[start SUPPLIED ENTRIES]

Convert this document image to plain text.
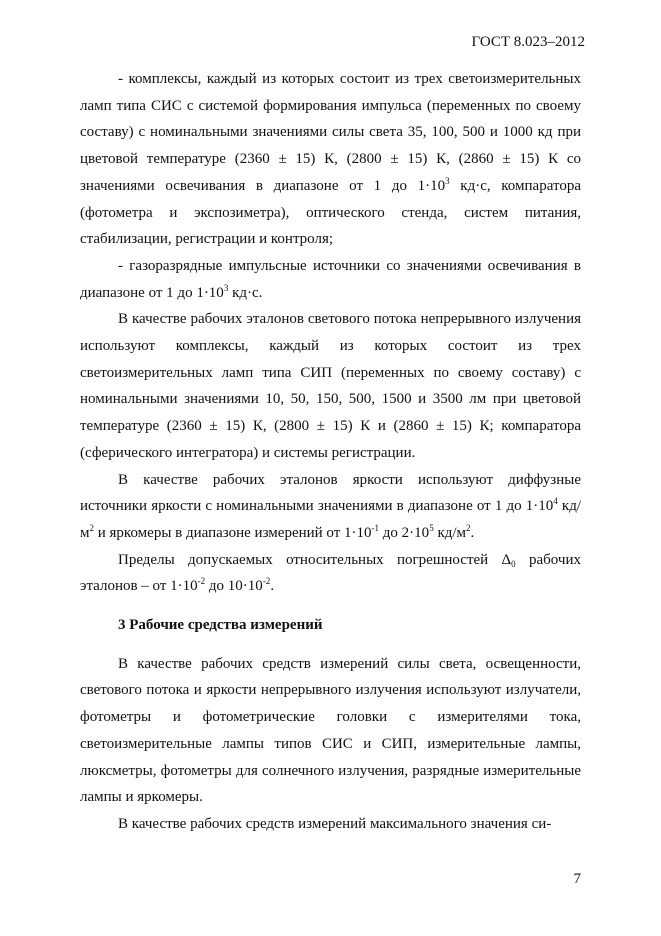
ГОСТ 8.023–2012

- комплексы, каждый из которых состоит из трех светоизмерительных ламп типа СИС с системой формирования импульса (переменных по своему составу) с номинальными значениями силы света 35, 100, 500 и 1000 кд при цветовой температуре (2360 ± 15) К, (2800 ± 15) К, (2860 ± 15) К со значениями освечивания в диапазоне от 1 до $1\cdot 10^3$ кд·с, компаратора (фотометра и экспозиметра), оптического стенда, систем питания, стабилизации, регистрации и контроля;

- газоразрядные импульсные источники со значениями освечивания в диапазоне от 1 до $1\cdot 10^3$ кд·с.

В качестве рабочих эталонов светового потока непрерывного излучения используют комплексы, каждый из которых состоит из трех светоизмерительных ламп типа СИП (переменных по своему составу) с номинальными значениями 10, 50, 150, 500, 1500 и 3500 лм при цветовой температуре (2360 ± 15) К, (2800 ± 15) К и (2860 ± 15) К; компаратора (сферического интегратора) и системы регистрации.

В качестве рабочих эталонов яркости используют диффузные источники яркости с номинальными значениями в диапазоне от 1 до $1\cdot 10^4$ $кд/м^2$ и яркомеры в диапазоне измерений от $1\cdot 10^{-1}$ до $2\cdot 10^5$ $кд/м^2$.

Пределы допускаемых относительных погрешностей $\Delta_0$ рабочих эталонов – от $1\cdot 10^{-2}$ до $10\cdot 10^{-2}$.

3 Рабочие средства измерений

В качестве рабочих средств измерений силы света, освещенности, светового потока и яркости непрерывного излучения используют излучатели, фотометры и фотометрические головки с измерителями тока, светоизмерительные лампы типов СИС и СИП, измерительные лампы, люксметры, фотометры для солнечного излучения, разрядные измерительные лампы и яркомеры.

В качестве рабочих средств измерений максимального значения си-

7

[end SUPPLIED ENTRIES]
[start SUPPLIED ENTRIES]

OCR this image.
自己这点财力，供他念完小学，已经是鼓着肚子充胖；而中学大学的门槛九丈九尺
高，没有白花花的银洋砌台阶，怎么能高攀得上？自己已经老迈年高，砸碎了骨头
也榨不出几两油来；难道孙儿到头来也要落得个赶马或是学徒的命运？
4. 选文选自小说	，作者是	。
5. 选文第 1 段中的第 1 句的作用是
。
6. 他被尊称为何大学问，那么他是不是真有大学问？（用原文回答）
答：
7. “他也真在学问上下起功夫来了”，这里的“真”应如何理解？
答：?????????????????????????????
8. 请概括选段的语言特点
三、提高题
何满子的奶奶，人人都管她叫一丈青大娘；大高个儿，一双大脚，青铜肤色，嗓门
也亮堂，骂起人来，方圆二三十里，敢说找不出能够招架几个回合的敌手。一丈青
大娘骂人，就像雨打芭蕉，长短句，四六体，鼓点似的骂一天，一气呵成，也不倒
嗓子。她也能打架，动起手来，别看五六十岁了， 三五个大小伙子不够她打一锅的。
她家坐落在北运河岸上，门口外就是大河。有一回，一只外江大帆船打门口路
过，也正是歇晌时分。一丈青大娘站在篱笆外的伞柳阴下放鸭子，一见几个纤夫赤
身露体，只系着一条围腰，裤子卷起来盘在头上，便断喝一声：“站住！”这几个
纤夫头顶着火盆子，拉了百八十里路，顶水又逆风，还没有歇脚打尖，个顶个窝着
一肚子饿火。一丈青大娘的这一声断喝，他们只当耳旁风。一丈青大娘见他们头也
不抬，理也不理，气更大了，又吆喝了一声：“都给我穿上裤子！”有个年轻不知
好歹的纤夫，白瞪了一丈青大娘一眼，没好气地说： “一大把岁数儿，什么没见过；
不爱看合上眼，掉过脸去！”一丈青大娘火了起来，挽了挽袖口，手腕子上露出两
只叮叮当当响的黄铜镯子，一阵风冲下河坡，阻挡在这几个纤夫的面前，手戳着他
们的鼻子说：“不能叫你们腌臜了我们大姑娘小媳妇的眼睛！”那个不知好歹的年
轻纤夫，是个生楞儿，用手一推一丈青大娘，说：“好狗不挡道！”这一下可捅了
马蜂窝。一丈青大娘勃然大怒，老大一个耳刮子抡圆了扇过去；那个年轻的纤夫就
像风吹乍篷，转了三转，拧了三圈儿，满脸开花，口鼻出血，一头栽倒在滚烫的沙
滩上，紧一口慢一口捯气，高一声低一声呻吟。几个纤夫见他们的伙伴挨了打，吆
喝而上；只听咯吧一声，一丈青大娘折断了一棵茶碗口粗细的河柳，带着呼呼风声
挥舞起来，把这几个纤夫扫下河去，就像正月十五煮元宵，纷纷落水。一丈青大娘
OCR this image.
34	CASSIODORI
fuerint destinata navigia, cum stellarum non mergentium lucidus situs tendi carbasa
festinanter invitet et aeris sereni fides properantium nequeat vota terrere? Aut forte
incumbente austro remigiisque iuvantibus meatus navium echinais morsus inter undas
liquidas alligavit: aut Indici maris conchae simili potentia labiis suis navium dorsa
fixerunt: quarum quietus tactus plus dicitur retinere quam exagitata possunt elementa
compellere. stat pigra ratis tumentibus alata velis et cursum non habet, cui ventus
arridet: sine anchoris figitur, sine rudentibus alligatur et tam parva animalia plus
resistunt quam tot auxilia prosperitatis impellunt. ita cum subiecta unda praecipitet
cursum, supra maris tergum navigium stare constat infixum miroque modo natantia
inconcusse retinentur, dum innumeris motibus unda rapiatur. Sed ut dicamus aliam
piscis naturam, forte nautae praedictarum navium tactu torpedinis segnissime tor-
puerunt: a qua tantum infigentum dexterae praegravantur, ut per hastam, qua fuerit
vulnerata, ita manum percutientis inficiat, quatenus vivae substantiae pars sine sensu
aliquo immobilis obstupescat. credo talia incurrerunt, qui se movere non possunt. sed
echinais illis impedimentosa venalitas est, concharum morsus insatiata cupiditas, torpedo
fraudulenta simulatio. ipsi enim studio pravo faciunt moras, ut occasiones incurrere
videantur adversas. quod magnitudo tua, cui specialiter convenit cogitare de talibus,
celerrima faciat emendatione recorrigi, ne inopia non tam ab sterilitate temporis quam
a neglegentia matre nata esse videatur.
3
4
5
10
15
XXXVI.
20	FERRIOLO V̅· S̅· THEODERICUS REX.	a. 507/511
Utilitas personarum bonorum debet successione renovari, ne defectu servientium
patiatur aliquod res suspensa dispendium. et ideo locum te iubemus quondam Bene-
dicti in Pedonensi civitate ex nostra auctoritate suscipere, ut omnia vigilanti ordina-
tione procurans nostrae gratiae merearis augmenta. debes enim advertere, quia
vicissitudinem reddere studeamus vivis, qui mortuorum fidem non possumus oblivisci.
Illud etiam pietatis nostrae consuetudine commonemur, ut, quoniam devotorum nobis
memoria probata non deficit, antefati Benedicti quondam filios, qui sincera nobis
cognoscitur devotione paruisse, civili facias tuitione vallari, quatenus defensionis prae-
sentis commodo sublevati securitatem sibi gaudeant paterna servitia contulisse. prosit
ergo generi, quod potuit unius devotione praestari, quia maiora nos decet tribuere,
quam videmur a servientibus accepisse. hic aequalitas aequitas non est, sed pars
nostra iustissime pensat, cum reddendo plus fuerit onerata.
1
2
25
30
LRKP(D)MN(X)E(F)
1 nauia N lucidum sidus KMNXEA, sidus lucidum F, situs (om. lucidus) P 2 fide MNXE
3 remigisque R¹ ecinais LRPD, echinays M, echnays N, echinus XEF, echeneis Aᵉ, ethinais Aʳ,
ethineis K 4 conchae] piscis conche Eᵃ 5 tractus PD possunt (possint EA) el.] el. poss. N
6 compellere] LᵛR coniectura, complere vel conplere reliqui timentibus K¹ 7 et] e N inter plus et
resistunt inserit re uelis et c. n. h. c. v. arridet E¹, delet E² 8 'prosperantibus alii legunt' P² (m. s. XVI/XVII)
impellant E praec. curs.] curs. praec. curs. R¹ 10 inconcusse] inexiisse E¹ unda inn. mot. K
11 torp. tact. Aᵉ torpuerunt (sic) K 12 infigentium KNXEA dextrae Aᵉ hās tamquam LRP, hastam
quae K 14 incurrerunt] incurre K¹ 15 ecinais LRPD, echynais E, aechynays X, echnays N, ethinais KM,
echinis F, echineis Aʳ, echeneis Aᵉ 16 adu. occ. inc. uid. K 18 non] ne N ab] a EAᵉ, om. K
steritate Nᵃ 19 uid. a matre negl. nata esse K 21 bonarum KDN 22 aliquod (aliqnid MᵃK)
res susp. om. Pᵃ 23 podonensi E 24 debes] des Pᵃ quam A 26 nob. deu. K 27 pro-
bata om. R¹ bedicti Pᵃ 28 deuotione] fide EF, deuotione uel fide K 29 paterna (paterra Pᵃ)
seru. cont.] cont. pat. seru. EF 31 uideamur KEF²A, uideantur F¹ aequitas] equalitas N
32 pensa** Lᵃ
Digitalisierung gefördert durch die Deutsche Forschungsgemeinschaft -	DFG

[end SUPPLIED ENTRIES]
[start SUPPLIED ENTRIES]

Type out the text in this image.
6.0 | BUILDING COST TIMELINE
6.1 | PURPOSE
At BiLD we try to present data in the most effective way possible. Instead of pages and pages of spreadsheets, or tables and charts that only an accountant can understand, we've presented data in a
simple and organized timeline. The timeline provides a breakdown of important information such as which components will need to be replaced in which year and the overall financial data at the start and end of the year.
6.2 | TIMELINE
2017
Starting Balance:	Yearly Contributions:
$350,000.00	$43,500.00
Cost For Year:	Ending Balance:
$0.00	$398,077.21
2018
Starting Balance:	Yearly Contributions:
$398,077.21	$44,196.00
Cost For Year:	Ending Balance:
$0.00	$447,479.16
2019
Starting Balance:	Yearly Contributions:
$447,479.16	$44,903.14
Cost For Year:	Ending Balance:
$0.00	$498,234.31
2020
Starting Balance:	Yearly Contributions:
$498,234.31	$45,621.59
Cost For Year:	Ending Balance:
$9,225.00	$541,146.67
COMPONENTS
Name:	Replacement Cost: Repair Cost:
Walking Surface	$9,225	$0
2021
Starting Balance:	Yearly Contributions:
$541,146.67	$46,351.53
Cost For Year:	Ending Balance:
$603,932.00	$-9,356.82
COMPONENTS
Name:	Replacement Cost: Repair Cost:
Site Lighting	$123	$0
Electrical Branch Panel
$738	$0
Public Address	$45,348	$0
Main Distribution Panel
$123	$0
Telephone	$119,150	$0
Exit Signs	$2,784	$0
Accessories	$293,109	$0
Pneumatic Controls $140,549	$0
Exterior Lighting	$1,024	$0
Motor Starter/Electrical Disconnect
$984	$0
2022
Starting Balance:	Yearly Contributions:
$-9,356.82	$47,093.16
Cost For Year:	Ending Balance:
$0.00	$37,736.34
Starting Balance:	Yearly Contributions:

[end SUPPLIED ENTRIES]

▶ WORK INSTRUCTIONS: Look above for lines with the word "inconcusse" and copy them all.

▶ OUTPUT FOR THIS EXERCISE:
inconcusse retinentur, dum innumeris motibus unda rapiatur. Sed ut dicamus aliam
impellant E praec. curs.] curs. praec. curs. R¹ 10 inconcusse] inexiisse E¹ unda inn. mot. K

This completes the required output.